Records from a dataset:
========
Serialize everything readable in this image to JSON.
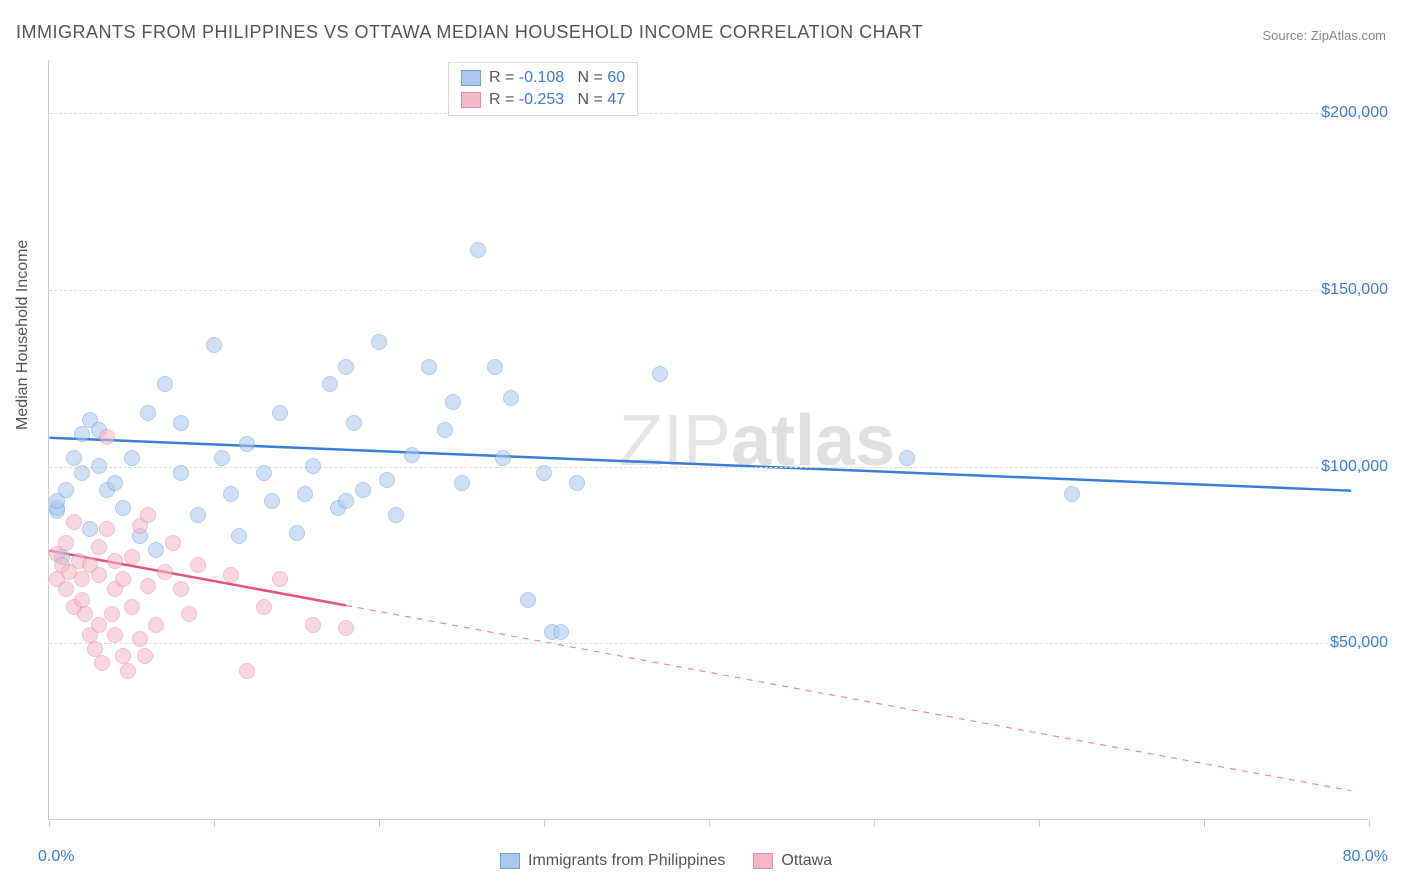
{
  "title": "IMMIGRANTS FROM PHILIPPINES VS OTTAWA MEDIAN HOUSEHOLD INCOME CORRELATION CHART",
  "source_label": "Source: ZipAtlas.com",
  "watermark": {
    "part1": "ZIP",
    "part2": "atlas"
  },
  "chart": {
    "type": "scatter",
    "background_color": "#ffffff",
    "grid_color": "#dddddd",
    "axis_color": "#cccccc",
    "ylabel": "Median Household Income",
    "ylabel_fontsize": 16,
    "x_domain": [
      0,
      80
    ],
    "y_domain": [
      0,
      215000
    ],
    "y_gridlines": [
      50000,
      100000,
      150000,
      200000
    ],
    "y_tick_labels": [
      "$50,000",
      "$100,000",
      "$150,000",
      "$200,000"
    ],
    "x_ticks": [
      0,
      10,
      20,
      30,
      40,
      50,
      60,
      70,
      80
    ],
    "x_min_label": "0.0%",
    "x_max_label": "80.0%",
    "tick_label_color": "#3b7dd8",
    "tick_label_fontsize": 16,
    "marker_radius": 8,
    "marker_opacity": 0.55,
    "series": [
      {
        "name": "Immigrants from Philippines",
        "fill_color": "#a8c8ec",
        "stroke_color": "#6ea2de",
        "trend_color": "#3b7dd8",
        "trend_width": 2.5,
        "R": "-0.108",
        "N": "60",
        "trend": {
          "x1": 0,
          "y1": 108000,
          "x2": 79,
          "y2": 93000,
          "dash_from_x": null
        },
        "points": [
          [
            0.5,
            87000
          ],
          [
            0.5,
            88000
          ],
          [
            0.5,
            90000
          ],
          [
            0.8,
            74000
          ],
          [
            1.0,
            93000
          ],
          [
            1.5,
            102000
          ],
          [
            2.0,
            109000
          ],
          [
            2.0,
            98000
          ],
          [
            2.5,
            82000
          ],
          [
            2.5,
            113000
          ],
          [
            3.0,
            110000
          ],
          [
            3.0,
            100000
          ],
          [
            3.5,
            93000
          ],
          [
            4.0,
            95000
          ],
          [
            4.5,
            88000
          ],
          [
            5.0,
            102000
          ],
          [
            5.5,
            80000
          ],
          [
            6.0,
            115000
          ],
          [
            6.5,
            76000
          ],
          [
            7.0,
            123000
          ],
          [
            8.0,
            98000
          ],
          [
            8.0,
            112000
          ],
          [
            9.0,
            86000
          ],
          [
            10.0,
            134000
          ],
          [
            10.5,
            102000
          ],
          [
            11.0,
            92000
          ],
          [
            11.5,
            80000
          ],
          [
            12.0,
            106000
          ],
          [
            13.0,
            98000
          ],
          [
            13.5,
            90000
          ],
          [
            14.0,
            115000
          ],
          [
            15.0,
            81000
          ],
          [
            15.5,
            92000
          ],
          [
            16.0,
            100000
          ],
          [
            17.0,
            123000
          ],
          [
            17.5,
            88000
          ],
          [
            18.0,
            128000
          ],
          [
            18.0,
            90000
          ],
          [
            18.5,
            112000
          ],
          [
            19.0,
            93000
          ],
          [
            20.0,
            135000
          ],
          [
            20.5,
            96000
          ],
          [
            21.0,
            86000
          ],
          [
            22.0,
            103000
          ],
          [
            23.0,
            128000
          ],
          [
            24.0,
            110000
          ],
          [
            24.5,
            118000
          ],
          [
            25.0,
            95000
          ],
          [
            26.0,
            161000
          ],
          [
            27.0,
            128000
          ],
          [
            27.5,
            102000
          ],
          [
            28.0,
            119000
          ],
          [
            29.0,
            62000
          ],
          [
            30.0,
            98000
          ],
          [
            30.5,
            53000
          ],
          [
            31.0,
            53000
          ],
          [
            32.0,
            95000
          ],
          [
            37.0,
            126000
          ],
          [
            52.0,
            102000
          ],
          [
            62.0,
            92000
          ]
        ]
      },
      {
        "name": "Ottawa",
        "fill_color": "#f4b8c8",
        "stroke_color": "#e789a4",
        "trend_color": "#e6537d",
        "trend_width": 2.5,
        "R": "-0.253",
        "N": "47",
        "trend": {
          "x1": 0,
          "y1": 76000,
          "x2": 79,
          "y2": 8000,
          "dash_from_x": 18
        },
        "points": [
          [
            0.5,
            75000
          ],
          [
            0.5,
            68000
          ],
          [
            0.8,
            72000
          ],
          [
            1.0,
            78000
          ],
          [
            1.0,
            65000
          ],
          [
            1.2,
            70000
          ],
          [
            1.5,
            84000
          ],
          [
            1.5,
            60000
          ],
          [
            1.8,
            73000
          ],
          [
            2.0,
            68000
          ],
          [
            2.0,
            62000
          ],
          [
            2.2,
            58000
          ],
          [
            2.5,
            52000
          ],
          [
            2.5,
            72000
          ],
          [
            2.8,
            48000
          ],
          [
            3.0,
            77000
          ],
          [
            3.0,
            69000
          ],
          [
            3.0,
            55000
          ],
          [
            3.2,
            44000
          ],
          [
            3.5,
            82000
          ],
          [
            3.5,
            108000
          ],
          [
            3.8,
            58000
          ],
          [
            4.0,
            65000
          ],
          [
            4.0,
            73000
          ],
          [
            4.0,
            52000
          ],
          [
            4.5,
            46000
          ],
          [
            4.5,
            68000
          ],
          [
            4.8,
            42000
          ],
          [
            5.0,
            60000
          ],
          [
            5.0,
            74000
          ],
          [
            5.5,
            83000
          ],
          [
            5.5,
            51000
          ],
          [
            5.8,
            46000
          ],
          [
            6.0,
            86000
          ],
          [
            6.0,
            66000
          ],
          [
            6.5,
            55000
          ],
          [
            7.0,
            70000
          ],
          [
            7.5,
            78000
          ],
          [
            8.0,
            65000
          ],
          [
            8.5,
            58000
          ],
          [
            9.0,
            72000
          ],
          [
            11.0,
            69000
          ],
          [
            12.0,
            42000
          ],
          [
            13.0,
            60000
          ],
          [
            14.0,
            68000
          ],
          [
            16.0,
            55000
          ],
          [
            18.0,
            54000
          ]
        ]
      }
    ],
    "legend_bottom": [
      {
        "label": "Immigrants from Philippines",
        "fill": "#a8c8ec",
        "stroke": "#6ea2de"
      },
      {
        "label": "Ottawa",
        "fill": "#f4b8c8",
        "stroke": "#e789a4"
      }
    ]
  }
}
========
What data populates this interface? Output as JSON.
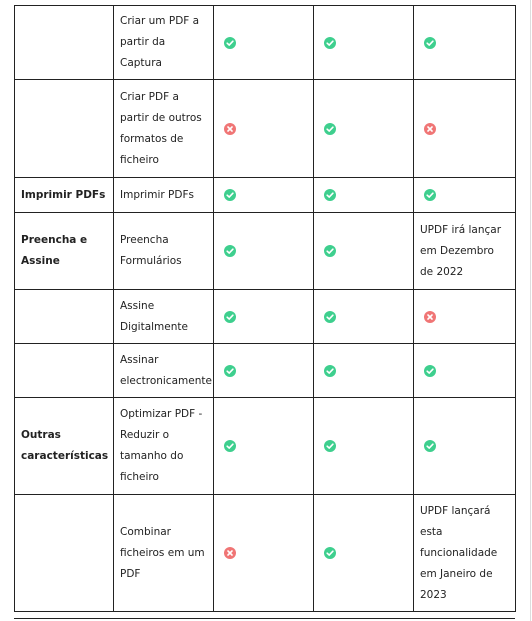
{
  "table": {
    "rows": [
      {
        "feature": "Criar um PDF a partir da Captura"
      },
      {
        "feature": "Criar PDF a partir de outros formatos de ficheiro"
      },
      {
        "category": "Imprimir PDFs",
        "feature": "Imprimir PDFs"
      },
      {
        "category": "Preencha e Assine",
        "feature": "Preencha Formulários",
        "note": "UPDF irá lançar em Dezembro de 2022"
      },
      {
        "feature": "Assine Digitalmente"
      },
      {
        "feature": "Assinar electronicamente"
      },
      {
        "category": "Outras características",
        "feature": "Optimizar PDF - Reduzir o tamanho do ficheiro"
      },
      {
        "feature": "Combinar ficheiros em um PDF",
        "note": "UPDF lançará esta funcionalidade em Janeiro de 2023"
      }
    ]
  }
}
========
### What is asked
Determine the number of lines in these entries that contain the word "category", and write only that number.

### Result of the exercise
3